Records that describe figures

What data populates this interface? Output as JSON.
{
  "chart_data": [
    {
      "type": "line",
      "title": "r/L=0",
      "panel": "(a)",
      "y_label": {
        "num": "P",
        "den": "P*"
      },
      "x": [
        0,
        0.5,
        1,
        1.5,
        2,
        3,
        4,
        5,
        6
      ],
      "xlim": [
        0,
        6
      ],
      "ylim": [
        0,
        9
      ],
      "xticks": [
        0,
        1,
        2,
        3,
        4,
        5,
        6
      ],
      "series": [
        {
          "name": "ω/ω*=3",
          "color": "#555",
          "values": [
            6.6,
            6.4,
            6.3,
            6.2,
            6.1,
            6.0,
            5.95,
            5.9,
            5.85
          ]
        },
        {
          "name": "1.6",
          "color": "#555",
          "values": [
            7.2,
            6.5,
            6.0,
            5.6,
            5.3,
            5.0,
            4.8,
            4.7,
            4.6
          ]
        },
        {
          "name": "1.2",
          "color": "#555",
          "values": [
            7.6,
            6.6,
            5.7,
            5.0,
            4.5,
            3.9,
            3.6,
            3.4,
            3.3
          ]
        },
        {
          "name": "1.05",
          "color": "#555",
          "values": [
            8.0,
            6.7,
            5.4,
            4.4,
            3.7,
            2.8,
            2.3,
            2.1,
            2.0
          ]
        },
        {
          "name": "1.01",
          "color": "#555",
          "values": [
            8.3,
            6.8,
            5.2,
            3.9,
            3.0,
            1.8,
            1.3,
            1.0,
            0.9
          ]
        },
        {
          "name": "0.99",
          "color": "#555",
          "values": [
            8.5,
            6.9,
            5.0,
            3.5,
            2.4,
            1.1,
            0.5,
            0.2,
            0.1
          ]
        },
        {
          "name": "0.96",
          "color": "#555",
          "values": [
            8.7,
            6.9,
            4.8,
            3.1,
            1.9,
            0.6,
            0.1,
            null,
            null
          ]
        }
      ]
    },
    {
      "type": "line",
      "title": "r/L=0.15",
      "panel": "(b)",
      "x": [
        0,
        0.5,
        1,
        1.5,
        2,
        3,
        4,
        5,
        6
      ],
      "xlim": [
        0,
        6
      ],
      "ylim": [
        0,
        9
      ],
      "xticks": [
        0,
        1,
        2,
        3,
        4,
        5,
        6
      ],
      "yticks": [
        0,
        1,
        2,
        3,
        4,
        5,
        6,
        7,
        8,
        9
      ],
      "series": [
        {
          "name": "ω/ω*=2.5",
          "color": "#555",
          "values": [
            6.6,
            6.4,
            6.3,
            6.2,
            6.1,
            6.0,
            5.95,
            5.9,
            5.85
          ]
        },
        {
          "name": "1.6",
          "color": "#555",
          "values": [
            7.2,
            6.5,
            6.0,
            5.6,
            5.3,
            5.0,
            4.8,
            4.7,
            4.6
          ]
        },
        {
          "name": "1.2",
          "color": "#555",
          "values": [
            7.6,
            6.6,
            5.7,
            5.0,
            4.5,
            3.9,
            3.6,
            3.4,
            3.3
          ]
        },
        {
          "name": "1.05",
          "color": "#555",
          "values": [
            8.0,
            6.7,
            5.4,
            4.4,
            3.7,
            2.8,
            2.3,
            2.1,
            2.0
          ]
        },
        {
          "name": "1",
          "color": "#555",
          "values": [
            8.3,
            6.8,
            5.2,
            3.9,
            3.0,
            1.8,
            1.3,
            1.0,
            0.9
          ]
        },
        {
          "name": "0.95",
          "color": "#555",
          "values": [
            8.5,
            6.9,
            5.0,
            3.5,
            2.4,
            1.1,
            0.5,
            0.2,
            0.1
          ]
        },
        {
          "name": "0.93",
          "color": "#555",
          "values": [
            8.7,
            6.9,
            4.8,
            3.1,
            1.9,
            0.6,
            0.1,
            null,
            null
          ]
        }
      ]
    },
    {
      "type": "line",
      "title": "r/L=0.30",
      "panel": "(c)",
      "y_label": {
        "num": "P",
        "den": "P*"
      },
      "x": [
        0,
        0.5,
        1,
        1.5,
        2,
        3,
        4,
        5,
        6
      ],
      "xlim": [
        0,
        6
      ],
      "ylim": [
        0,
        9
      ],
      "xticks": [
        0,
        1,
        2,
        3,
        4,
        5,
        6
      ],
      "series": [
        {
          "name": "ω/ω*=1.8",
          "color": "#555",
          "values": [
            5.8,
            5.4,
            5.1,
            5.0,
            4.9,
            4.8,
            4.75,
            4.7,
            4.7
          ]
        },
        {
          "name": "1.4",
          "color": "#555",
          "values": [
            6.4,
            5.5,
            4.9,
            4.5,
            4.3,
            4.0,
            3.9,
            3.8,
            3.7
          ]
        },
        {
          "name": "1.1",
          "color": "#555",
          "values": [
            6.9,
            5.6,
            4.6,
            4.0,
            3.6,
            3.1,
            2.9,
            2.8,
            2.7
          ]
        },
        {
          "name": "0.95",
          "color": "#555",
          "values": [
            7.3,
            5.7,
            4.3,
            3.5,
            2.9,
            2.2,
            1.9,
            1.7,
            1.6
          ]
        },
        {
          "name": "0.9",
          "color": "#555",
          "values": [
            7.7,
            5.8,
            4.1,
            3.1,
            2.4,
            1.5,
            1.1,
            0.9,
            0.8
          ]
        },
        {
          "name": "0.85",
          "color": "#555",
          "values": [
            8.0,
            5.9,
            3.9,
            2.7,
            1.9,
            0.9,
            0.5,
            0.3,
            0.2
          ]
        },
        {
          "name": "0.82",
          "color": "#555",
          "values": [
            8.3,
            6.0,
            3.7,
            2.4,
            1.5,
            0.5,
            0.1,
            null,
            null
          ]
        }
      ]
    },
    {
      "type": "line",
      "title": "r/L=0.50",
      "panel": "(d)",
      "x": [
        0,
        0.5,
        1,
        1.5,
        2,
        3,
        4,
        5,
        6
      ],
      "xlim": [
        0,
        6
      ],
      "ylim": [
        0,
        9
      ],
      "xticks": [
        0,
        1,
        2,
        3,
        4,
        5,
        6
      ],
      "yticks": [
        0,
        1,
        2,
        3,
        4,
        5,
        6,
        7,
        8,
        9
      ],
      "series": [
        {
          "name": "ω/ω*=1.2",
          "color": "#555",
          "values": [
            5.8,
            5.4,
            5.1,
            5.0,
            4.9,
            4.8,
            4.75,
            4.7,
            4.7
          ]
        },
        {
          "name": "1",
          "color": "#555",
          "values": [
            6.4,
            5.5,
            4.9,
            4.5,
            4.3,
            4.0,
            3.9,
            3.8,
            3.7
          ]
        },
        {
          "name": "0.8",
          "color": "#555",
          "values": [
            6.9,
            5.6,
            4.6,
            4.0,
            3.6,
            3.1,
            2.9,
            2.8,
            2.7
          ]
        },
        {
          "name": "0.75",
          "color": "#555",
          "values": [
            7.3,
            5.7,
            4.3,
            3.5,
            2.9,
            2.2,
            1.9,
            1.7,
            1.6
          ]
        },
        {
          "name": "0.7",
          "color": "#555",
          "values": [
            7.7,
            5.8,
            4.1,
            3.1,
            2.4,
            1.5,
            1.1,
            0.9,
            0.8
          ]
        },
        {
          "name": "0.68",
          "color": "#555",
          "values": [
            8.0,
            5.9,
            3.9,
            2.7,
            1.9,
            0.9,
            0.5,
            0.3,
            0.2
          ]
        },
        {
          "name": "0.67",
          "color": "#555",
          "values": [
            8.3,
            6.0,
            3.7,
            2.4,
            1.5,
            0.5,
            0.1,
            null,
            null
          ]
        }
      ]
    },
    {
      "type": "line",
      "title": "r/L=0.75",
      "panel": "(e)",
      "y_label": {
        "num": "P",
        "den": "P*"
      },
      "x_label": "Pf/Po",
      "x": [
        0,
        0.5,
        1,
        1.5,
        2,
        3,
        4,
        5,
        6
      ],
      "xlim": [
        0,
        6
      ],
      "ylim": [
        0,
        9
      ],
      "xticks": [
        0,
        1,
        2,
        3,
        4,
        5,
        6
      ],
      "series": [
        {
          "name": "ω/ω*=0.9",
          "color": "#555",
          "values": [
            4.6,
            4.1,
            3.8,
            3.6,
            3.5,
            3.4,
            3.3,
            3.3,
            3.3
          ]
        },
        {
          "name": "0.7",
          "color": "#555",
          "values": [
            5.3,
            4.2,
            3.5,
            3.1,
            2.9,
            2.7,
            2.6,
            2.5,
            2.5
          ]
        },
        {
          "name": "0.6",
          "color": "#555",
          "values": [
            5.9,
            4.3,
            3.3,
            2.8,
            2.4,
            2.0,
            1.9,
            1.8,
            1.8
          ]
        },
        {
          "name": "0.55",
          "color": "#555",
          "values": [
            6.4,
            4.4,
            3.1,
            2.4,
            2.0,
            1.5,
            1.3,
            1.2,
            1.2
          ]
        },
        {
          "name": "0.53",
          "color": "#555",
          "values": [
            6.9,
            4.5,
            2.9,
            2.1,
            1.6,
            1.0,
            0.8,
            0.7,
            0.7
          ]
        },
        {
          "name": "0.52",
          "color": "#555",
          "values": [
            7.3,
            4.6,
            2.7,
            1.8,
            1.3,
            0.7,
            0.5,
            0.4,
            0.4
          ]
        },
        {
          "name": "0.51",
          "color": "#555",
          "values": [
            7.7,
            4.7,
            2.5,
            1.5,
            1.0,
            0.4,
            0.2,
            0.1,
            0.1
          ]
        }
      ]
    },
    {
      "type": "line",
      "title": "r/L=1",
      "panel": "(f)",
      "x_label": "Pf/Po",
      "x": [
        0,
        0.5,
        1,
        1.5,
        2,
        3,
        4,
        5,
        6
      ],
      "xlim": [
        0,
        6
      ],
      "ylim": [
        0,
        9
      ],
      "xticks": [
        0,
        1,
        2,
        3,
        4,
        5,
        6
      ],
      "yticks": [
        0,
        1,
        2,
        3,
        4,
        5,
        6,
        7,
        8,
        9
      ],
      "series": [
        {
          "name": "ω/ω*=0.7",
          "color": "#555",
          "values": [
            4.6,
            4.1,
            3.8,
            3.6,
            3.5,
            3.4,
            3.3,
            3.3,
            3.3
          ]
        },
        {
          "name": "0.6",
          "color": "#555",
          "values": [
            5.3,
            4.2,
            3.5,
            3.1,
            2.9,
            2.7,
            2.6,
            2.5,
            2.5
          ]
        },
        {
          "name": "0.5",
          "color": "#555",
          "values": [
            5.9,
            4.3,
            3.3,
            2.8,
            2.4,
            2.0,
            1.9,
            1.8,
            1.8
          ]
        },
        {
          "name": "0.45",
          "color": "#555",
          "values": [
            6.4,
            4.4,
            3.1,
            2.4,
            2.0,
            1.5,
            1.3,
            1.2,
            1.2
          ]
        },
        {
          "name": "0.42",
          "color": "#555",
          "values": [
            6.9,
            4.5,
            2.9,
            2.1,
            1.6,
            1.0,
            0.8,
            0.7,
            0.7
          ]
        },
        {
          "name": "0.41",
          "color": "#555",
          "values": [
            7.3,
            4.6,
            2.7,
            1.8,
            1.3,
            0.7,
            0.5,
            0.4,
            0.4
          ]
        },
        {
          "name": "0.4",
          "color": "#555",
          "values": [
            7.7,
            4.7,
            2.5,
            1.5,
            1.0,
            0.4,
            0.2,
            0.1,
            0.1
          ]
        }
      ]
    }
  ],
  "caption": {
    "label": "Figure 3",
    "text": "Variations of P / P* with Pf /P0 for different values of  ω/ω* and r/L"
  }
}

-- AIM OF THE TASK --
Extract from the material all lines containing the string "panel".

-- RESULT OF THIS TASK --
      "panel": "(a)",
      "panel": "(b)",
      "panel": "(c)",
      "panel": "(d)",
      "panel": "(e)",
      "panel": "(f)",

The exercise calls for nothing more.